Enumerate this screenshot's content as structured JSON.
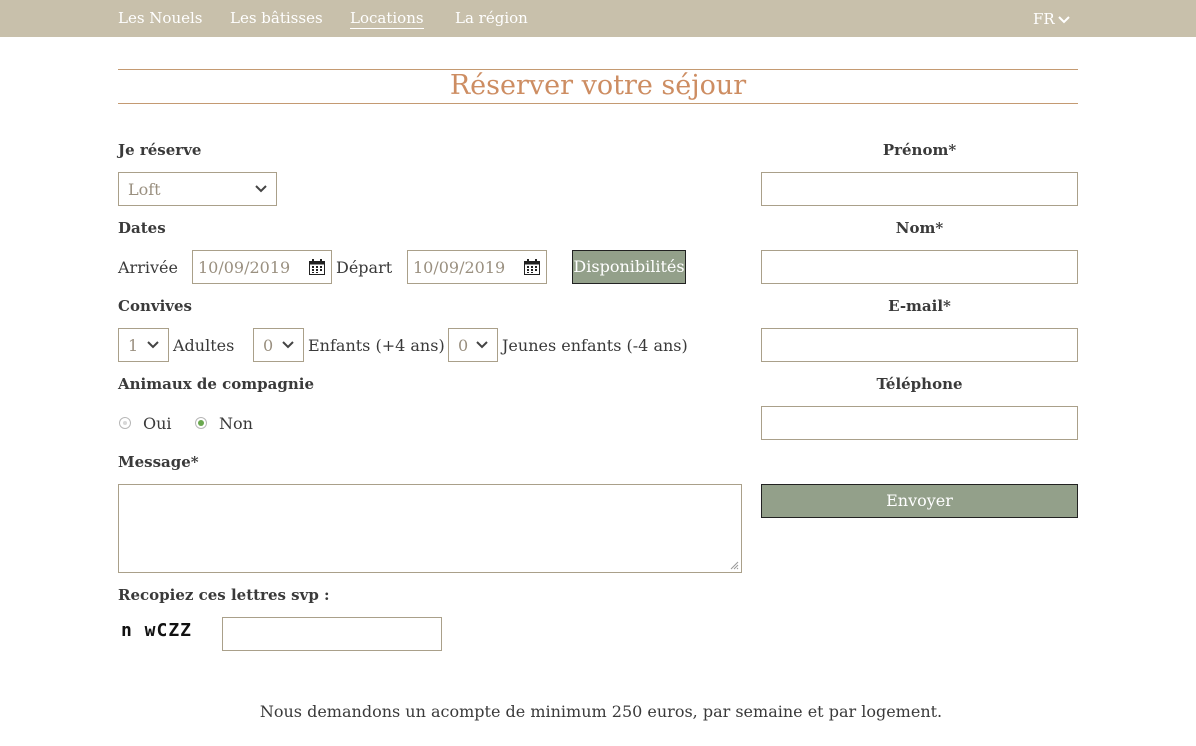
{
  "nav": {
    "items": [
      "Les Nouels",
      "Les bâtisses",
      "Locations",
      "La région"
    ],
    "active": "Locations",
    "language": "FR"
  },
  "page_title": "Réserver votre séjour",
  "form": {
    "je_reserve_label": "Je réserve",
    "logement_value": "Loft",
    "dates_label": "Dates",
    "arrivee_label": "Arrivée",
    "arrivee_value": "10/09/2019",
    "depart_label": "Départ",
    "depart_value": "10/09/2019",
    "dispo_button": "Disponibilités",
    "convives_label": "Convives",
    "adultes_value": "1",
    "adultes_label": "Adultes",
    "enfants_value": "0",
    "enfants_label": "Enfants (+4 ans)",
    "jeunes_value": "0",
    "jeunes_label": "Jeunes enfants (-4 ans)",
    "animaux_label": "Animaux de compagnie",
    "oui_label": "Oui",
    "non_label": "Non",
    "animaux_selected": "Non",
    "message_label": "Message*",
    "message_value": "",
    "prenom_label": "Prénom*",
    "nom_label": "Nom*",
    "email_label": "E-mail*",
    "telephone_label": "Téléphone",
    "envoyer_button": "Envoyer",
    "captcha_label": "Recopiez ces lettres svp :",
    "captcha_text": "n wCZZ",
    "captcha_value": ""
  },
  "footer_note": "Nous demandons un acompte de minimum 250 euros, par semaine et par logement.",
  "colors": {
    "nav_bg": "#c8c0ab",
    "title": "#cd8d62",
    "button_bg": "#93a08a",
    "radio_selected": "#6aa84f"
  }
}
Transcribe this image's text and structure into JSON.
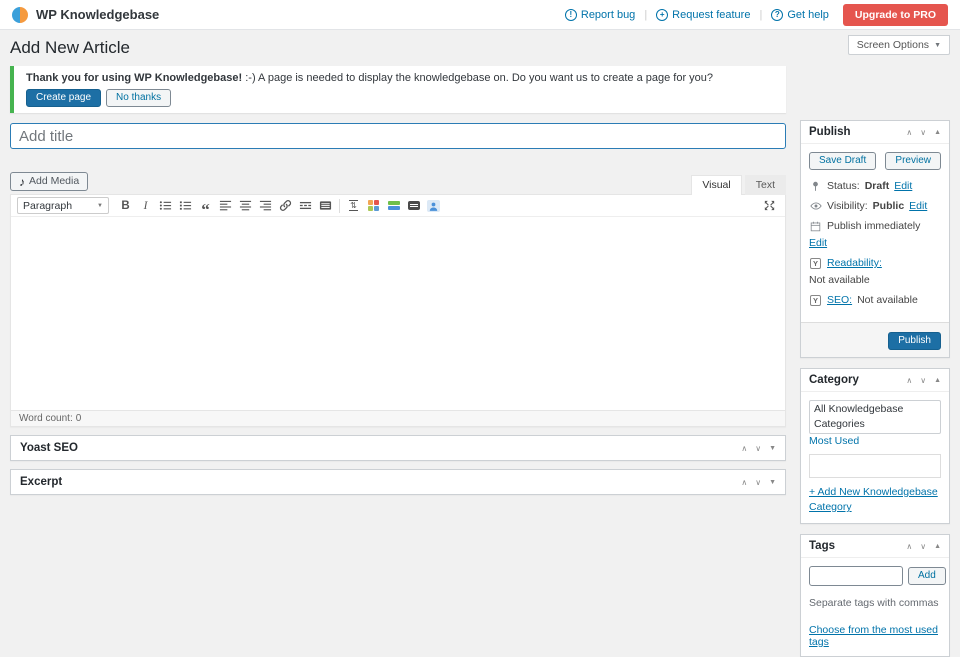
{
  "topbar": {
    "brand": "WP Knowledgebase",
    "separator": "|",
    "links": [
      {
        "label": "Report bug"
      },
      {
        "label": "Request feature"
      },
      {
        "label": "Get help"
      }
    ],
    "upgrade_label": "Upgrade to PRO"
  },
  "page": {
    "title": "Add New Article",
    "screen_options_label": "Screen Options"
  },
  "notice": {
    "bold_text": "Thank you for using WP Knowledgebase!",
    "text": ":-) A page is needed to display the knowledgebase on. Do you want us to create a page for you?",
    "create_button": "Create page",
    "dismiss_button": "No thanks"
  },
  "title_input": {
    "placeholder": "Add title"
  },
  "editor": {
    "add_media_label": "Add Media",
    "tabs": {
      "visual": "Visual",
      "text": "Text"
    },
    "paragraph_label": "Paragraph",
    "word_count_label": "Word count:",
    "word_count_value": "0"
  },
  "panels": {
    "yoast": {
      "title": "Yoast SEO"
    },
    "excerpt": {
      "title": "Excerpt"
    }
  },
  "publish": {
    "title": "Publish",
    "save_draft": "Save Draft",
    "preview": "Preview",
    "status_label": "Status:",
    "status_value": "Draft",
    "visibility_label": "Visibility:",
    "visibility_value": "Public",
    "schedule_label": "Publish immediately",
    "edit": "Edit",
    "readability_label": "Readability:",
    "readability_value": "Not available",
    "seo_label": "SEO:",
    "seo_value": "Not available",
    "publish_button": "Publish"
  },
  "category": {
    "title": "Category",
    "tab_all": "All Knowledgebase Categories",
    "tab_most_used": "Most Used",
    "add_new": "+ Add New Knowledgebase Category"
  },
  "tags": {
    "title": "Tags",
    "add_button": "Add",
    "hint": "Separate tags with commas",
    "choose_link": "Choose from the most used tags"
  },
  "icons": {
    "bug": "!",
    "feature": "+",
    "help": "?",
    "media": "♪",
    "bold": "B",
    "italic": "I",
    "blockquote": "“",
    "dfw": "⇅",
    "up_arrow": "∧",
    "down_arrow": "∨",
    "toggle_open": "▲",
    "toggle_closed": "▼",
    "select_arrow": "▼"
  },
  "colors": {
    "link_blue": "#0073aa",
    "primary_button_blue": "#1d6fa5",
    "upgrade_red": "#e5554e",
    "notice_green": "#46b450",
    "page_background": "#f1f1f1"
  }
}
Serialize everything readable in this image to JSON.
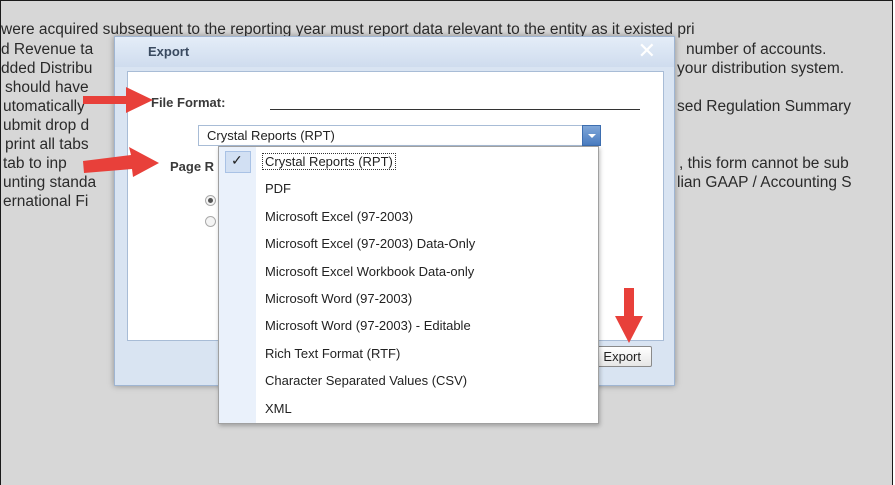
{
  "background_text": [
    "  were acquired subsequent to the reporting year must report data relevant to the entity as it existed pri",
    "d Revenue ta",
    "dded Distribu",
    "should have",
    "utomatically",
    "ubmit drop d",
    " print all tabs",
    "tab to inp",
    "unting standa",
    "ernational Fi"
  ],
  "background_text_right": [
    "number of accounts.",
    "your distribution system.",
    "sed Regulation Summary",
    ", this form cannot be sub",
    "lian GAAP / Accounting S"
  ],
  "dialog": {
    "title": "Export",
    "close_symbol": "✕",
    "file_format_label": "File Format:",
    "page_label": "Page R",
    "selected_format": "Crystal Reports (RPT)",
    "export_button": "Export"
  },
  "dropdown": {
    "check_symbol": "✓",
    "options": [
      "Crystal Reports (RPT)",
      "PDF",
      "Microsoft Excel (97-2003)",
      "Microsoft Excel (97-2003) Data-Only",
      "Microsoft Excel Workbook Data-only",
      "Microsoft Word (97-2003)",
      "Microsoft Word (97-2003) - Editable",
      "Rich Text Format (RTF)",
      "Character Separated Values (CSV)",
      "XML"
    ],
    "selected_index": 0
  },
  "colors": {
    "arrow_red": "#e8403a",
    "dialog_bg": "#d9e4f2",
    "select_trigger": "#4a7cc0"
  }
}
---
▶ _WHAT TO PRODUCE_:
Leave out every picture and copy the rest of the records exactly.

▶ _TASK OUTPUT_:
Enumerate this screenshot's content as structured JSON.
{
  "nav": {
    "items": [
      "Les Nouels",
      "Les bâtisses",
      "Locations",
      "La région"
    ],
    "active": "Locations",
    "language": "FR"
  },
  "page_title": "Réserver votre séjour",
  "form": {
    "je_reserve_label": "Je réserve",
    "logement_value": "Loft",
    "dates_label": "Dates",
    "arrivee_label": "Arrivée",
    "arrivee_value": "10/09/2019",
    "depart_label": "Départ",
    "depart_value": "10/09/2019",
    "dispo_button": "Disponibilités",
    "convives_label": "Convives",
    "adultes_value": "1",
    "adultes_label": "Adultes",
    "enfants_value": "0",
    "enfants_label": "Enfants (+4 ans)",
    "jeunes_value": "0",
    "jeunes_label": "Jeunes enfants (-4 ans)",
    "animaux_label": "Animaux de compagnie",
    "oui_label": "Oui",
    "non_label": "Non",
    "animaux_selected": "Non",
    "message_label": "Message*",
    "message_value": "",
    "prenom_label": "Prénom*",
    "nom_label": "Nom*",
    "email_label": "E-mail*",
    "telephone_label": "Téléphone",
    "envoyer_button": "Envoyer",
    "captcha_label": "Recopiez ces lettres svp :",
    "captcha_text": "n wCZZ",
    "captcha_value": ""
  },
  "footer_note": "Nous demandons un acompte de minimum 250 euros, par semaine et par logement.",
  "colors": {
    "nav_bg": "#c8c0ab",
    "title": "#cd8d62",
    "button_bg": "#93a08a",
    "radio_selected": "#6aa84f"
  }
}
Transcribe this image's text and structure into JSON.
{
  "topbar": {
    "brand": "WP Knowledgebase",
    "separator": "|",
    "links": [
      {
        "label": "Report bug"
      },
      {
        "label": "Request feature"
      },
      {
        "label": "Get help"
      }
    ],
    "upgrade_label": "Upgrade to PRO"
  },
  "page": {
    "title": "Add New Article",
    "screen_options_label": "Screen Options"
  },
  "notice": {
    "bold_text": "Thank you for using WP Knowledgebase!",
    "text": ":-) A page is needed to display the knowledgebase on. Do you want us to create a page for you?",
    "create_button": "Create page",
    "dismiss_button": "No thanks"
  },
  "title_input": {
    "placeholder": "Add title"
  },
  "editor": {
    "add_media_label": "Add Media",
    "tabs": {
      "visual": "Visual",
      "text": "Text"
    },
    "paragraph_label": "Paragraph",
    "word_count_label": "Word count:",
    "word_count_value": "0"
  },
  "panels": {
    "yoast": {
      "title": "Yoast SEO"
    },
    "excerpt": {
      "title": "Excerpt"
    }
  },
  "publish": {
    "title": "Publish",
    "save_draft": "Save Draft",
    "preview": "Preview",
    "status_label": "Status:",
    "status_value": "Draft",
    "visibility_label": "Visibility:",
    "visibility_value": "Public",
    "schedule_label": "Publish immediately",
    "edit": "Edit",
    "readability_label": "Readability:",
    "readability_value": "Not available",
    "seo_label": "SEO:",
    "seo_value": "Not available",
    "publish_button": "Publish"
  },
  "category": {
    "title": "Category",
    "tab_all": "All Knowledgebase Categories",
    "tab_most_used": "Most Used",
    "add_new": "+ Add New Knowledgebase Category"
  },
  "tags": {
    "title": "Tags",
    "add_button": "Add",
    "hint": "Separate tags with commas",
    "choose_link": "Choose from the most used tags"
  },
  "icons": {
    "bug": "!",
    "feature": "+",
    "help": "?",
    "media": "♪",
    "bold": "B",
    "italic": "I",
    "blockquote": "“",
    "dfw": "⇅",
    "up_arrow": "∧",
    "down_arrow": "∨",
    "toggle_open": "▲",
    "toggle_closed": "▼",
    "select_arrow": "▼"
  },
  "colors": {
    "link_blue": "#0073aa",
    "primary_button_blue": "#1d6fa5",
    "upgrade_red": "#e5554e",
    "notice_green": "#46b450",
    "page_background": "#f1f1f1"
  }
}
Serialize everything readable in this image to JSON.
{
  "background_text": [
    "  were acquired subsequent to the reporting year must report data relevant to the entity as it existed pri",
    "d Revenue ta",
    "dded Distribu",
    "should have",
    "utomatically",
    "ubmit drop d",
    " print all tabs",
    "tab to inp",
    "unting standa",
    "ernational Fi"
  ],
  "background_text_right": [
    "number of accounts.",
    "your distribution system.",
    "sed Regulation Summary",
    ", this form cannot be sub",
    "lian GAAP / Accounting S"
  ],
  "dialog": {
    "title": "Export",
    "close_symbol": "✕",
    "file_format_label": "File Format:",
    "page_label": "Page R",
    "selected_format": "Crystal Reports (RPT)",
    "export_button": "Export"
  },
  "dropdown": {
    "check_symbol": "✓",
    "options": [
      "Crystal Reports (RPT)",
      "PDF",
      "Microsoft Excel (97-2003)",
      "Microsoft Excel (97-2003) Data-Only",
      "Microsoft Excel Workbook Data-only",
      "Microsoft Word (97-2003)",
      "Microsoft Word (97-2003) - Editable",
      "Rich Text Format (RTF)",
      "Character Separated Values (CSV)",
      "XML"
    ],
    "selected_index": 0
  },
  "colors": {
    "arrow_red": "#e8403a",
    "dialog_bg": "#d9e4f2",
    "select_trigger": "#4a7cc0"
  }
}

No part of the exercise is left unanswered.